#### INFORMATION PROVIDED:
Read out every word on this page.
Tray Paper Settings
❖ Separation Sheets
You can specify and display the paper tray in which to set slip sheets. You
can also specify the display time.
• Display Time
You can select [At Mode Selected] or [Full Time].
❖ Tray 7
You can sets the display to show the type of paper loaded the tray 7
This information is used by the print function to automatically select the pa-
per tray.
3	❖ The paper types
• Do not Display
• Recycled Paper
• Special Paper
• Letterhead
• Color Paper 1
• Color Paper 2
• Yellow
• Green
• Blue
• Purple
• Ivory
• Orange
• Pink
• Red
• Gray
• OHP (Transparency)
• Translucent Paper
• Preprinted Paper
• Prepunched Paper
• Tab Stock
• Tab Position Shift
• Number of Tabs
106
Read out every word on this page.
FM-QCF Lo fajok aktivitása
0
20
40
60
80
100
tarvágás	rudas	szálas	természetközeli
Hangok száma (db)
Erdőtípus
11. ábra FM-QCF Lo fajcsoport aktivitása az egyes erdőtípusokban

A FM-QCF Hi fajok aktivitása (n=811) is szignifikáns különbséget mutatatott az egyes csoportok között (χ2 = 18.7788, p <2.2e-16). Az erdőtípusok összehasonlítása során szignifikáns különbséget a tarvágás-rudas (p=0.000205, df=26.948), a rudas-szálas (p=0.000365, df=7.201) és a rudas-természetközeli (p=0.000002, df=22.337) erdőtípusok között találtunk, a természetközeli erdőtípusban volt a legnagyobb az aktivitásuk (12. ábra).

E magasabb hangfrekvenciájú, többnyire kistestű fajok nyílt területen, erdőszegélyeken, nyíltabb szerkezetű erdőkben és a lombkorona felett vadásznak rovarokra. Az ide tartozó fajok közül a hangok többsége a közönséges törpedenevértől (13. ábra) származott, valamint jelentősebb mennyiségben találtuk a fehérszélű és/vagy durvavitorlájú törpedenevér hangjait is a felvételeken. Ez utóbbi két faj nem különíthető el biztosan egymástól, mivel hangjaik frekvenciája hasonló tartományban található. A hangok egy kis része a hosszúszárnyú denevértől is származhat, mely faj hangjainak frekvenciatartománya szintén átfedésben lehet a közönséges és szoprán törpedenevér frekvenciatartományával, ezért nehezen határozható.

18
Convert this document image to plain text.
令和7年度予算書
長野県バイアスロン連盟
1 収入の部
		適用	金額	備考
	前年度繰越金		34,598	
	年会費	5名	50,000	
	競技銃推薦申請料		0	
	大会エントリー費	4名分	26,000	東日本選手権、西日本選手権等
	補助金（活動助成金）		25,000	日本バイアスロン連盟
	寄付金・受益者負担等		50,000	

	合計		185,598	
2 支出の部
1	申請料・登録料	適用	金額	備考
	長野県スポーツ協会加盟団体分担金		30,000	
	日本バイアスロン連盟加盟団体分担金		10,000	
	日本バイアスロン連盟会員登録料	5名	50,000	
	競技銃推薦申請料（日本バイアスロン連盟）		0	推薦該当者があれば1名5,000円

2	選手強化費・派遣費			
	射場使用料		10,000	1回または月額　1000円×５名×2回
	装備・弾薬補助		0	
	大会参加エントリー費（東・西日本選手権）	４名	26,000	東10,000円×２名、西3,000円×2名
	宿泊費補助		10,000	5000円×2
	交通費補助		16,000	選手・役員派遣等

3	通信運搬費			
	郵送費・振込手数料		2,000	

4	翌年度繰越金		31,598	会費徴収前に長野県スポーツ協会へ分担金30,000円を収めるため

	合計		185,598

#### EXERCISE AIM:
Show all lines in the entries above where the string "tarvágás" appears.

#### THE RESPONSE:
tarvágás	rudas	szálas	természetközeli
A FM-QCF Hi fajok aktivitása (n=811) is szignifikáns különbséget mutatatott az egyes csoportok között (χ2 = 18.7788, p <2.2e-16). Az erdőtípusok összehasonlítása során szignifikáns különbséget a tarvágás-rudas (p=0.000205, df=26.948), a rudas-szálas (p=0.000365, df=7.201) és a rudas-természetközeli (p=0.000002, df=22.337) erdőtípusok között találtunk, a természetközeli erdőtípusban volt a legnagyobb az aktivitásuk (12. ábra).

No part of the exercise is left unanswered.